++++ DATASET ENTRIES

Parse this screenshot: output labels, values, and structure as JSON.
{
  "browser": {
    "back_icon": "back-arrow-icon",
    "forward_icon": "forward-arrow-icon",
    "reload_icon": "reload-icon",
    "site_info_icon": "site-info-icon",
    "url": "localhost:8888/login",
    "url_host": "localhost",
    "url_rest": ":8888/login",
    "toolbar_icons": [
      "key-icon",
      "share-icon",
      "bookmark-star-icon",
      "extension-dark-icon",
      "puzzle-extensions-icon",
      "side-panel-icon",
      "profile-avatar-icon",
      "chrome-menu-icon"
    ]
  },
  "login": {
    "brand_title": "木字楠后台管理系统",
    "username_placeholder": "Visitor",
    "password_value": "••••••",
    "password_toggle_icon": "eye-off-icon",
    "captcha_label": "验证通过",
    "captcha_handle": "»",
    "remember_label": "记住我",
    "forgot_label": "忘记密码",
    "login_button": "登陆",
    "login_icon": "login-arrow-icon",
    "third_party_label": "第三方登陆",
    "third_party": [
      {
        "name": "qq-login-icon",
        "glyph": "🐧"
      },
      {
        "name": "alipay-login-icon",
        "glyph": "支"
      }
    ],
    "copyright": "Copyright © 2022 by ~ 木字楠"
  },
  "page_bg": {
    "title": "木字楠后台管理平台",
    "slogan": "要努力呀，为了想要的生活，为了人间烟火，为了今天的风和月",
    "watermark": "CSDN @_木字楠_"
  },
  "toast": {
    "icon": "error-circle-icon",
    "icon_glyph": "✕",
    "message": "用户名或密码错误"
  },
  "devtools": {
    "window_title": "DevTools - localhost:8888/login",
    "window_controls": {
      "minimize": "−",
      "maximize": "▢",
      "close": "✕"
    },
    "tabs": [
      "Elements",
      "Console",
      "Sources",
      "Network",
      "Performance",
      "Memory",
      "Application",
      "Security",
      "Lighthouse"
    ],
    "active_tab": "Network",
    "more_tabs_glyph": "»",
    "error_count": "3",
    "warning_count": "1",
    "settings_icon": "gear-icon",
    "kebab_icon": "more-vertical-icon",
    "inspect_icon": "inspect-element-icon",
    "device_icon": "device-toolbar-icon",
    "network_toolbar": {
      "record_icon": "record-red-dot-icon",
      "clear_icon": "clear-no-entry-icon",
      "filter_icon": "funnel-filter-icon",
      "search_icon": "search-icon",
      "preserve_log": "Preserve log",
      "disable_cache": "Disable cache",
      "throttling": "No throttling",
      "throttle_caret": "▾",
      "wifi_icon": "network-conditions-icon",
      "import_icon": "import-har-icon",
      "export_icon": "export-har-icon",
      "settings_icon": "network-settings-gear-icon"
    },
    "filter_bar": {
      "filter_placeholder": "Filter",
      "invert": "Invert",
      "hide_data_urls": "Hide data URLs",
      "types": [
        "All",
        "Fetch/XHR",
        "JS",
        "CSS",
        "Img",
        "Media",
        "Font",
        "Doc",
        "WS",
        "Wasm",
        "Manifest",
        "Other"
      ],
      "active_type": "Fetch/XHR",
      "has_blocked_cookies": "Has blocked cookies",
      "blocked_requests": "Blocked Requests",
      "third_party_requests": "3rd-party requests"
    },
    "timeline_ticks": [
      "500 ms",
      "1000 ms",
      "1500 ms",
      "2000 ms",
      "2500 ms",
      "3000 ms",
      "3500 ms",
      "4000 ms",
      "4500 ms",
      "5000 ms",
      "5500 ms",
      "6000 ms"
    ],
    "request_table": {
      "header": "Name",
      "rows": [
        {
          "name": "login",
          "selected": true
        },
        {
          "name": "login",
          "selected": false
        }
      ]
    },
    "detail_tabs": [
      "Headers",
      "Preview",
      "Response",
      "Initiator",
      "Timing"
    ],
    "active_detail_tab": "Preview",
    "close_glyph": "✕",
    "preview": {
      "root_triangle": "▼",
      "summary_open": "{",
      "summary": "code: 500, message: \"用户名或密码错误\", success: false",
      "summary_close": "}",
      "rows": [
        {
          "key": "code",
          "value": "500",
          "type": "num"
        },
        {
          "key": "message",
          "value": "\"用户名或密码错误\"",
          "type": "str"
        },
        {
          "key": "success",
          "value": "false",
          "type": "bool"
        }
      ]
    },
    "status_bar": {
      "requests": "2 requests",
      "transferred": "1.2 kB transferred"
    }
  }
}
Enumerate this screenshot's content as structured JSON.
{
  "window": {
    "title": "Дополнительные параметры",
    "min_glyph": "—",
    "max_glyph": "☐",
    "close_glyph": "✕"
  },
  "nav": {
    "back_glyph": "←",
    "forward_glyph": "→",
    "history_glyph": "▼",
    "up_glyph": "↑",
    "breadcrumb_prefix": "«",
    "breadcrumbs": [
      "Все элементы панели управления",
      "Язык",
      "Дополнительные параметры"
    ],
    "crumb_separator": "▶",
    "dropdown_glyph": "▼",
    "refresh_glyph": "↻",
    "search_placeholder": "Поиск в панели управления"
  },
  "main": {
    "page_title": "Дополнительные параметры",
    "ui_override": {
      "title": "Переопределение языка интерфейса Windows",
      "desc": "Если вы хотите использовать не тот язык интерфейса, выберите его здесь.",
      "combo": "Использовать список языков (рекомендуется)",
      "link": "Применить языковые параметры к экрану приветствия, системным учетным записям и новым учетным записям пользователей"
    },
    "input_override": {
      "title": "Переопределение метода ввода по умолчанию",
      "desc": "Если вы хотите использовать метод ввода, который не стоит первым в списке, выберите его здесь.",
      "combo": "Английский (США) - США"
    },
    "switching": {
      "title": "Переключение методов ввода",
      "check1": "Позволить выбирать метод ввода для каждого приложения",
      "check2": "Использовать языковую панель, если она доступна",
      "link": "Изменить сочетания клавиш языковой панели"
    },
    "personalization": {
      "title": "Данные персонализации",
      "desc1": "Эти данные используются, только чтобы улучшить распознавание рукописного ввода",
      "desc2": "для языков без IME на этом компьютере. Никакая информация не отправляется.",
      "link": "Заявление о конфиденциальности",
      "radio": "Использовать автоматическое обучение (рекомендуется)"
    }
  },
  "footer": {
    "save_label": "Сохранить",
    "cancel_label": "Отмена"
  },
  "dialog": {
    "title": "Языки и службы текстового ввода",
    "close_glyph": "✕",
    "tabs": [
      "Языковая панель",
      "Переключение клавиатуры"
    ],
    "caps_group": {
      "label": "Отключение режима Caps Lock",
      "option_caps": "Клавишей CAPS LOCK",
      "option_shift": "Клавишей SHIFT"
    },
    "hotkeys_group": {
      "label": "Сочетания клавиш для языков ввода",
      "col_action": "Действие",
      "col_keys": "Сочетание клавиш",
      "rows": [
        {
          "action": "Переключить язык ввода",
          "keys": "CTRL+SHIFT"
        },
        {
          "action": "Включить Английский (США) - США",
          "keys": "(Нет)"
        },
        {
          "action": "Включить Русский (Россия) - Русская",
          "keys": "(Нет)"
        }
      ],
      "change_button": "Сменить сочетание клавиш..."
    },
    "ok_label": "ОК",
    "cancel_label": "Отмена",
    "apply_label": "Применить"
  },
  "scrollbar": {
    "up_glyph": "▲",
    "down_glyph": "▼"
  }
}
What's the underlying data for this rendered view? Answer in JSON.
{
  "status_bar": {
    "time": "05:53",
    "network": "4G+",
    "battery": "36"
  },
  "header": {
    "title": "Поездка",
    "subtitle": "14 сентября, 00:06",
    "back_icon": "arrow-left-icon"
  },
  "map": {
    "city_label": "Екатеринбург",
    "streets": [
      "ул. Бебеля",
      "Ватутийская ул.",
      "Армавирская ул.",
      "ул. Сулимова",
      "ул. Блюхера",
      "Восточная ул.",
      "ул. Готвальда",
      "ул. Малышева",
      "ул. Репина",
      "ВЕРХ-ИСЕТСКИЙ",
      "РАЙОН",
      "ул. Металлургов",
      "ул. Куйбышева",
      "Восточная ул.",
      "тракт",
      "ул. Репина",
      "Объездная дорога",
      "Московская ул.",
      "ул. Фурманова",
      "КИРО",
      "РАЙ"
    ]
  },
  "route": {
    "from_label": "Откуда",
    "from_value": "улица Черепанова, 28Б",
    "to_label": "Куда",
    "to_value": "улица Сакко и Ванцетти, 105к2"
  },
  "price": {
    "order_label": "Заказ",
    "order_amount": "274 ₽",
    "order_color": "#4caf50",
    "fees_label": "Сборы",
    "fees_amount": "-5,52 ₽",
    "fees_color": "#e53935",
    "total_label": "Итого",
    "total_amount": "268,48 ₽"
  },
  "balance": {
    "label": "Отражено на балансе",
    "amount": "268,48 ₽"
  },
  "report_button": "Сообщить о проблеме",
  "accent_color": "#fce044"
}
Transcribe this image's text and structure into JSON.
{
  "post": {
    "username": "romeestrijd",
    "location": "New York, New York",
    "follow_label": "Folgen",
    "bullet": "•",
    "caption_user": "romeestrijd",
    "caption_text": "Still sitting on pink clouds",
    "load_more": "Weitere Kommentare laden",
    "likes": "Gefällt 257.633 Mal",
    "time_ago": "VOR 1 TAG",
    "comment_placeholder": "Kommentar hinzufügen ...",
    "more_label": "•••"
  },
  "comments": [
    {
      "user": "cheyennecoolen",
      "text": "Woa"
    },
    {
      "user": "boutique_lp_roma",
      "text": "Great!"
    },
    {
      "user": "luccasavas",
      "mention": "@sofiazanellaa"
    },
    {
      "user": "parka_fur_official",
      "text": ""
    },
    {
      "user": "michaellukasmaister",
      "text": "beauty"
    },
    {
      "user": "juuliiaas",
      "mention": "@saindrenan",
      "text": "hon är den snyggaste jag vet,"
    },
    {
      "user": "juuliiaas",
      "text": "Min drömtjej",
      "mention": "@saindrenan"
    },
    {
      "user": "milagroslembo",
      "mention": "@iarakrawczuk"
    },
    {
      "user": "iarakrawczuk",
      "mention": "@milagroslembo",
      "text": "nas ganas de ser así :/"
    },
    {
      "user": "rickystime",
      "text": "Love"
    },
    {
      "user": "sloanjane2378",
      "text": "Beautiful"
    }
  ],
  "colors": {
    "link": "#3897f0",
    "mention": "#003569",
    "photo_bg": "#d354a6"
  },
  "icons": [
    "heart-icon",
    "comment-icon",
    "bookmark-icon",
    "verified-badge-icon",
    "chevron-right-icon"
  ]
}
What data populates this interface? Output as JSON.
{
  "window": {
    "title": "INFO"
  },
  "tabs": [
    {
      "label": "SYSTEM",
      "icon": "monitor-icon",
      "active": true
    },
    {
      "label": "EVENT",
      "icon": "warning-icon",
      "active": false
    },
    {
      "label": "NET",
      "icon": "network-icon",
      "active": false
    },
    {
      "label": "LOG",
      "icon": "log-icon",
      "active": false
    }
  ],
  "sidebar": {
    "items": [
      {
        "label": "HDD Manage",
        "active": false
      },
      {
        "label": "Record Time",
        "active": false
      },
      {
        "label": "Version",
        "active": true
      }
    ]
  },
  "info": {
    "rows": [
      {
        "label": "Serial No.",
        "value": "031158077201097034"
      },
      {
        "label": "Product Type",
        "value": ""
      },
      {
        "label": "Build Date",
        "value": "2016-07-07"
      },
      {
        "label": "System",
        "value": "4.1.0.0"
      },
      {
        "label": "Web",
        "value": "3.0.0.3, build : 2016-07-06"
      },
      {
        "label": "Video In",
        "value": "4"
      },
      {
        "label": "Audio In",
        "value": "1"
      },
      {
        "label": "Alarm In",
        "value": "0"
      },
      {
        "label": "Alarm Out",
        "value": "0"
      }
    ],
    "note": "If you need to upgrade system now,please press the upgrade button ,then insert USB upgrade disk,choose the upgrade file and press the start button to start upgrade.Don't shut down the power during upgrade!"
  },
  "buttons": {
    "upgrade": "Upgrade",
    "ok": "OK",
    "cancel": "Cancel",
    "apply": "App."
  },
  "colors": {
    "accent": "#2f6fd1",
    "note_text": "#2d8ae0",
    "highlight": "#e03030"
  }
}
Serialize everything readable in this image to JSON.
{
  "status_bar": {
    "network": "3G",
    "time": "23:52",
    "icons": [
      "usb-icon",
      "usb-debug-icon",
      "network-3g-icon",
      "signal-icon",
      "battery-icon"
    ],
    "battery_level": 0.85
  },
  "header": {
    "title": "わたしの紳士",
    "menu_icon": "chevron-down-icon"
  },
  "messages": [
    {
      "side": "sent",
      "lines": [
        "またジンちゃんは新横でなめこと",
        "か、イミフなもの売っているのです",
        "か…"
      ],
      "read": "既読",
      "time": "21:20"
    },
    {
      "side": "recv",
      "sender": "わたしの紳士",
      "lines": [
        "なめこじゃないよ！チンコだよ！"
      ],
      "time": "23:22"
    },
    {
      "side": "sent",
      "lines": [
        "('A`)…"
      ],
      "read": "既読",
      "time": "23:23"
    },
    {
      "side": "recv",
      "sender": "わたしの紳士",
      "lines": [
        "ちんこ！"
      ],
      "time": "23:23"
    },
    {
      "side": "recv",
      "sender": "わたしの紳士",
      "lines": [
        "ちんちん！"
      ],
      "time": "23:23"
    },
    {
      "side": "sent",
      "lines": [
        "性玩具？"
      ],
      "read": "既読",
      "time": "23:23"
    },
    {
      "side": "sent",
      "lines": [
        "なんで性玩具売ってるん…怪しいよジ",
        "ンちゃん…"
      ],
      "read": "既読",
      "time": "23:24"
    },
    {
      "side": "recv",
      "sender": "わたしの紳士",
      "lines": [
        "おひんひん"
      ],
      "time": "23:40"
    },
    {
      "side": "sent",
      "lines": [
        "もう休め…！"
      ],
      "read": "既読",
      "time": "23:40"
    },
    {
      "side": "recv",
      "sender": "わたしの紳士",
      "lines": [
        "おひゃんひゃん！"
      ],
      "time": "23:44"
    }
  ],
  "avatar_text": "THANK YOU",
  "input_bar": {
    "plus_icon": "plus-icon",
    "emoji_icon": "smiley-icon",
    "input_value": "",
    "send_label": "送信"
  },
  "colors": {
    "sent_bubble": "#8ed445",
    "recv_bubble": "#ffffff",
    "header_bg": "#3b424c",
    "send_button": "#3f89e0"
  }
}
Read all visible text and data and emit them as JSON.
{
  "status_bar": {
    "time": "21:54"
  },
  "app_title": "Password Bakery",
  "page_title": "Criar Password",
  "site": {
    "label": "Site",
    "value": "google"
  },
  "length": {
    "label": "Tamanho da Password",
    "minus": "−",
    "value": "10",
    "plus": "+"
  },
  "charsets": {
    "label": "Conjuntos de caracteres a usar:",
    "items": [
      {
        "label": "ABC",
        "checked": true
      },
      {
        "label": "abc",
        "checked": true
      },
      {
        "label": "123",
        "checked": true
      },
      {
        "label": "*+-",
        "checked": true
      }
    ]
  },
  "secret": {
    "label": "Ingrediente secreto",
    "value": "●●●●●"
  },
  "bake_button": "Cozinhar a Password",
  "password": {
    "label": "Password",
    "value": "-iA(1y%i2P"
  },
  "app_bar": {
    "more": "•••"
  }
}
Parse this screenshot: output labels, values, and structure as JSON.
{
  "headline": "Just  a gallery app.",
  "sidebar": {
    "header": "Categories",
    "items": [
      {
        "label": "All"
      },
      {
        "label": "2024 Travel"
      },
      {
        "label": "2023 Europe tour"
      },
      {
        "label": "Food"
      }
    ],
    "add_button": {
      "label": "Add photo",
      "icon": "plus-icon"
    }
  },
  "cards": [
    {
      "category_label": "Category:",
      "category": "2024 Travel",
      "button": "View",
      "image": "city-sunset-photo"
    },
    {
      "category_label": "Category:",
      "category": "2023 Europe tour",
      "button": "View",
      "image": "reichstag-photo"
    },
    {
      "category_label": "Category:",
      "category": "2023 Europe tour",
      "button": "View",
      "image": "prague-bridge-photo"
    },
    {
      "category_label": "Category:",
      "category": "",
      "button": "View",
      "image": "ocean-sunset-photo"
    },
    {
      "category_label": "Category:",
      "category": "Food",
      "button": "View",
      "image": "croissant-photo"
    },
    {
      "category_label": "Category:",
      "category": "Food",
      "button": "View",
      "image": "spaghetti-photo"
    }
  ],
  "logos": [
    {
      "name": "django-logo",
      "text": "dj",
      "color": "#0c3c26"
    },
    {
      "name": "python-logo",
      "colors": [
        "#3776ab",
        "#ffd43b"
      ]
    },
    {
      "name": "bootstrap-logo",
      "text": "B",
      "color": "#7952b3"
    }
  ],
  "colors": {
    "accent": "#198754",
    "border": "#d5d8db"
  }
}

++++++++

Go through the entries above and pull out each line with "Клавишей" in it.

▸ **SOLUTION FOR THIS EXERCISE**:
      "option_caps": "Клавишей CAPS LOCK",
      "option_shift": "Клавишей SHIFT"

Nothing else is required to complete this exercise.